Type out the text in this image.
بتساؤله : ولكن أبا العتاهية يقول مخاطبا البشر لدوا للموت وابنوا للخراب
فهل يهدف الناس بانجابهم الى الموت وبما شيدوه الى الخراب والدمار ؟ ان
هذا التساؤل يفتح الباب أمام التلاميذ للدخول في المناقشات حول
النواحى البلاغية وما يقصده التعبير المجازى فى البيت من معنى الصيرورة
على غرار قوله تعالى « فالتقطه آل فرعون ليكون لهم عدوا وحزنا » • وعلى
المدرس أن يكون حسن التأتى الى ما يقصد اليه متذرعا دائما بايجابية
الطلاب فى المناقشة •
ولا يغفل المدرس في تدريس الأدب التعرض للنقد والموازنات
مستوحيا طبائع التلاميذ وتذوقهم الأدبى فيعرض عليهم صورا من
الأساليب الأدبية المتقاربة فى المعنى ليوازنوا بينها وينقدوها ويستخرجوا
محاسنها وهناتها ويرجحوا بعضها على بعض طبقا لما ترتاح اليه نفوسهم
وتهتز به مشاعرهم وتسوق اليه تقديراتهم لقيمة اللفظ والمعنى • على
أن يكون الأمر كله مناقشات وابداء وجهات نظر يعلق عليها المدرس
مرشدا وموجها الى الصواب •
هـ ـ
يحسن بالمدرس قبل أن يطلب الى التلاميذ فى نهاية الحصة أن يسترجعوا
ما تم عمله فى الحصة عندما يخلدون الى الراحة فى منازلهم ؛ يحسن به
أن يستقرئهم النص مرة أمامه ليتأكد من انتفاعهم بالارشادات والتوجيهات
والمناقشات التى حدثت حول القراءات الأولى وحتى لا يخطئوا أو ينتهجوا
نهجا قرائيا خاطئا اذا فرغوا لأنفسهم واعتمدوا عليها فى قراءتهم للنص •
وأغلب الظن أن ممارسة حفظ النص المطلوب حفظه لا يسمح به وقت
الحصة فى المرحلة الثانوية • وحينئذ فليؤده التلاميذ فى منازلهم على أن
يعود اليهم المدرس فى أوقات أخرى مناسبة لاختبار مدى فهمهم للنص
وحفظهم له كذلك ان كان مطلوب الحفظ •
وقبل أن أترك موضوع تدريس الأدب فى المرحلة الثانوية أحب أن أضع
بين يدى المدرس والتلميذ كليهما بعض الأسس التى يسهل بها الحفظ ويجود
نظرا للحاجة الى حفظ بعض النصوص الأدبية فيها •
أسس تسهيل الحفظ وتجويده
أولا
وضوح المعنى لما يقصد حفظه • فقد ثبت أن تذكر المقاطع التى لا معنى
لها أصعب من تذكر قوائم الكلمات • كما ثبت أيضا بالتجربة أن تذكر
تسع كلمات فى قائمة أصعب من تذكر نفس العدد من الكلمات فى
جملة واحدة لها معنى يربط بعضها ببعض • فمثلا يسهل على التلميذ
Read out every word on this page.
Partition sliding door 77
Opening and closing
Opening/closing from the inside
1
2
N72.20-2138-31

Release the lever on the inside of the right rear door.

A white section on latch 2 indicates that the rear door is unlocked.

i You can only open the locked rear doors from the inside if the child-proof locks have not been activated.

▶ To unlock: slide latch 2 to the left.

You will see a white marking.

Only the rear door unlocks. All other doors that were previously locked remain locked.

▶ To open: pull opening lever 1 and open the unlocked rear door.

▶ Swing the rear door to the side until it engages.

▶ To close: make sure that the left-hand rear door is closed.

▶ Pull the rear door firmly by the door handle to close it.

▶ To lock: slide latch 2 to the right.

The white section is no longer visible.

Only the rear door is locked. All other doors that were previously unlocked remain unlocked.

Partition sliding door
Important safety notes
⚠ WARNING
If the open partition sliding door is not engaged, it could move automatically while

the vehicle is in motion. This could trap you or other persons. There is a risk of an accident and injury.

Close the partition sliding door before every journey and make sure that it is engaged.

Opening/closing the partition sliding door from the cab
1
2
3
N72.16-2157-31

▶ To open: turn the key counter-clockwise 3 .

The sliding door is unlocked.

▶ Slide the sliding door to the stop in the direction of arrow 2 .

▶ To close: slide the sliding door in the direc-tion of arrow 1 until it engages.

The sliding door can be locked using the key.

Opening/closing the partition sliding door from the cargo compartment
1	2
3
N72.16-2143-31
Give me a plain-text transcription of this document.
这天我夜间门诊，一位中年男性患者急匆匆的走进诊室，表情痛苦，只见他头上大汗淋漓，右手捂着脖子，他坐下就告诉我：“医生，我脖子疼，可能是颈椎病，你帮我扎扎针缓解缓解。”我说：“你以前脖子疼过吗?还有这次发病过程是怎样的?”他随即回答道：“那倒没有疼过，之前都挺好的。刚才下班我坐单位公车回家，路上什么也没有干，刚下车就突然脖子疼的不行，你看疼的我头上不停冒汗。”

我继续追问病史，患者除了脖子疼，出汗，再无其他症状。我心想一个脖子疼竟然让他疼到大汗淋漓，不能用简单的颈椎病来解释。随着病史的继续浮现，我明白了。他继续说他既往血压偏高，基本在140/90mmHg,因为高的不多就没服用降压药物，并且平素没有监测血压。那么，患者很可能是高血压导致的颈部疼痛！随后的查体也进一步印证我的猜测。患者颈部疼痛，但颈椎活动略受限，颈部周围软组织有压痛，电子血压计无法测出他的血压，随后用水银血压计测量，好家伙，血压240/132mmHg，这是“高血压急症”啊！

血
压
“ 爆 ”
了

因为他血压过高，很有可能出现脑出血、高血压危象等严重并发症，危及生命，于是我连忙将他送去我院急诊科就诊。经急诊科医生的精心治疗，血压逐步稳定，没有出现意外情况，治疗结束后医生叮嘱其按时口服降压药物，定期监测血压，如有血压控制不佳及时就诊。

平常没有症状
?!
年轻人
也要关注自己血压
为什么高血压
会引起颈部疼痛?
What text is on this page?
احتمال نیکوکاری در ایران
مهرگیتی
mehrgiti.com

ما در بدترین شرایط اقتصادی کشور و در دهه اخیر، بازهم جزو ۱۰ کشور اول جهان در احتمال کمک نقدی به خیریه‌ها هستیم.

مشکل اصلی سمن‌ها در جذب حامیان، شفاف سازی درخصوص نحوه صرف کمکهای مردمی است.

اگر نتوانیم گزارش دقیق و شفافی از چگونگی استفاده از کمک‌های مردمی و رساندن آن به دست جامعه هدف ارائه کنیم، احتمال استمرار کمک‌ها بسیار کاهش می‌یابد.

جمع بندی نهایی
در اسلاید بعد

● AIM OF THE EXERCISE:
Transcribe the full listing above without leaving anything out.

● THE RESPONSE:
Type out the text in this image.
بتساؤله : ولكن أبا العتاهية يقول مخاطبا البشر لدوا للموت وابنوا للخراب
فهل يهدف الناس بانجابهم الى الموت وبما شيدوه الى الخراب والدمار ؟ ان
هذا التساؤل يفتح الباب أمام التلاميذ للدخول في المناقشات حول
النواحى البلاغية وما يقصده التعبير المجازى فى البيت من معنى الصيرورة
على غرار قوله تعالى « فالتقطه آل فرعون ليكون لهم عدوا وحزنا » • وعلى
المدرس أن يكون حسن التأتى الى ما يقصد اليه متذرعا دائما بايجابية
الطلاب فى المناقشة •
ولا يغفل المدرس في تدريس الأدب التعرض للنقد والموازنات
مستوحيا طبائع التلاميذ وتذوقهم الأدبى فيعرض عليهم صورا من
الأساليب الأدبية المتقاربة فى المعنى ليوازنوا بينها وينقدوها ويستخرجوا
محاسنها وهناتها ويرجحوا بعضها على بعض طبقا لما ترتاح اليه نفوسهم
وتهتز به مشاعرهم وتسوق اليه تقديراتهم لقيمة اللفظ والمعنى • على
أن يكون الأمر كله مناقشات وابداء وجهات نظر يعلق عليها المدرس
مرشدا وموجها الى الصواب •
هـ ـ
يحسن بالمدرس قبل أن يطلب الى التلاميذ فى نهاية الحصة أن يسترجعوا
ما تم عمله فى الحصة عندما يخلدون الى الراحة فى منازلهم ؛ يحسن به
أن يستقرئهم النص مرة أمامه ليتأكد من انتفاعهم بالارشادات والتوجيهات
والمناقشات التى حدثت حول القراءات الأولى وحتى لا يخطئوا أو ينتهجوا
نهجا قرائيا خاطئا اذا فرغوا لأنفسهم واعتمدوا عليها فى قراءتهم للنص •
وأغلب الظن أن ممارسة حفظ النص المطلوب حفظه لا يسمح به وقت
الحصة فى المرحلة الثانوية • وحينئذ فليؤده التلاميذ فى منازلهم على أن
يعود اليهم المدرس فى أوقات أخرى مناسبة لاختبار مدى فهمهم للنص
وحفظهم له كذلك ان كان مطلوب الحفظ •
وقبل أن أترك موضوع تدريس الأدب فى المرحلة الثانوية أحب أن أضع
بين يدى المدرس والتلميذ كليهما بعض الأسس التى يسهل بها الحفظ ويجود
نظرا للحاجة الى حفظ بعض النصوص الأدبية فيها •
أسس تسهيل الحفظ وتجويده
أولا
وضوح المعنى لما يقصد حفظه • فقد ثبت أن تذكر المقاطع التى لا معنى
لها أصعب من تذكر قوائم الكلمات • كما ثبت أيضا بالتجربة أن تذكر
تسع كلمات فى قائمة أصعب من تذكر نفس العدد من الكلمات فى
جملة واحدة لها معنى يربط بعضها ببعض • فمثلا يسهل على التلميذ
Read out every word on this page.
Partition sliding door 77
Opening and closing
Opening/closing from the inside
1
2
N72.20-2138-31

Release the lever on the inside of the right rear door.

A white section on latch 2 indicates that the rear door is unlocked.

i You can only open the locked rear doors from the inside if the child-proof locks have not been activated.

▶ To unlock: slide latch 2 to the left.

You will see a white marking.

Only the rear door unlocks. All other doors that were previously locked remain locked.

▶ To open: pull opening lever 1 and open the unlocked rear door.

▶ Swing the rear door to the side until it engages.

▶ To close: make sure that the left-hand rear door is closed.

▶ Pull the rear door firmly by the door handle to close it.

▶ To lock: slide latch 2 to the right.

The white section is no longer visible.

Only the rear door is locked. All other doors that were previously unlocked remain unlocked.

Partition sliding door
Important safety notes
⚠ WARNING
If the open partition sliding door is not engaged, it could move automatically while

the vehicle is in motion. This could trap you or other persons. There is a risk of an accident and injury.

Close the partition sliding door before every journey and make sure that it is engaged.

Opening/closing the partition sliding door from the cab
1
2
3
N72.16-2157-31

▶ To open: turn the key counter-clockwise 3 .

The sliding door is unlocked.

▶ Slide the sliding door to the stop in the direction of arrow 2 .

▶ To close: slide the sliding door in the direc-tion of arrow 1 until it engages.

The sliding door can be locked using the key.

Opening/closing the partition sliding door from the cargo compartment
1	2
3
N72.16-2143-31
Give me a plain-text transcription of this document.
这天我夜间门诊，一位中年男性患者急匆匆的走进诊室，表情痛苦，只见他头上大汗淋漓，右手捂着脖子，他坐下就告诉我：“医生，我脖子疼，可能是颈椎病，你帮我扎扎针缓解缓解。”我说：“你以前脖子疼过吗?还有这次发病过程是怎样的?”他随即回答道：“那倒没有疼过，之前都挺好的。刚才下班我坐单位公车回家，路上什么也没有干，刚下车就突然脖子疼的不行，你看疼的我头上不停冒汗。”

我继续追问病史，患者除了脖子疼，出汗，再无其他症状。我心想一个脖子疼竟然让他疼到大汗淋漓，不能用简单的颈椎病来解释。随着病史的继续浮现，我明白了。他继续说他既往血压偏高，基本在140/90mmHg,因为高的不多就没服用降压药物，并且平素没有监测血压。那么，患者很可能是高血压导致的颈部疼痛！随后的查体也进一步印证我的猜测。患者颈部疼痛，但颈椎活动略受限，颈部周围软组织有压痛，电子血压计无法测出他的血压，随后用水银血压计测量，好家伙，血压240/132mmHg，这是“高血压急症”啊！

血
压
“ 爆 ”
了

因为他血压过高，很有可能出现脑出血、高血压危象等严重并发症，危及生命，于是我连忙将他送去我院急诊科就诊。经急诊科医生的精心治疗，血压逐步稳定，没有出现意外情况，治疗结束后医生叮嘱其按时口服降压药物，定期监测血压，如有血压控制不佳及时就诊。

平常没有症状
?!
年轻人
也要关注自己血压
为什么高血压
会引起颈部疼痛?
What text is on this page?
احتمال نیکوکاری در ایران
مهرگیتی
mehrgiti.com

ما در بدترین شرایط اقتصادی کشور و در دهه اخیر، بازهم جزو ۱۰ کشور اول جهان در احتمال کمک نقدی به خیریه‌ها هستیم.

مشکل اصلی سمن‌ها در جذب حامیان، شفاف سازی درخصوص نحوه صرف کمکهای مردمی است.

اگر نتوانیم گزارش دقیق و شفافی از چگونگی استفاده از کمک‌های مردمی و رساندن آن به دست جامعه هدف ارائه کنیم، احتمال استمرار کمک‌ها بسیار کاهش می‌یابد.

جمع بندی نهایی
در اسلاید بعد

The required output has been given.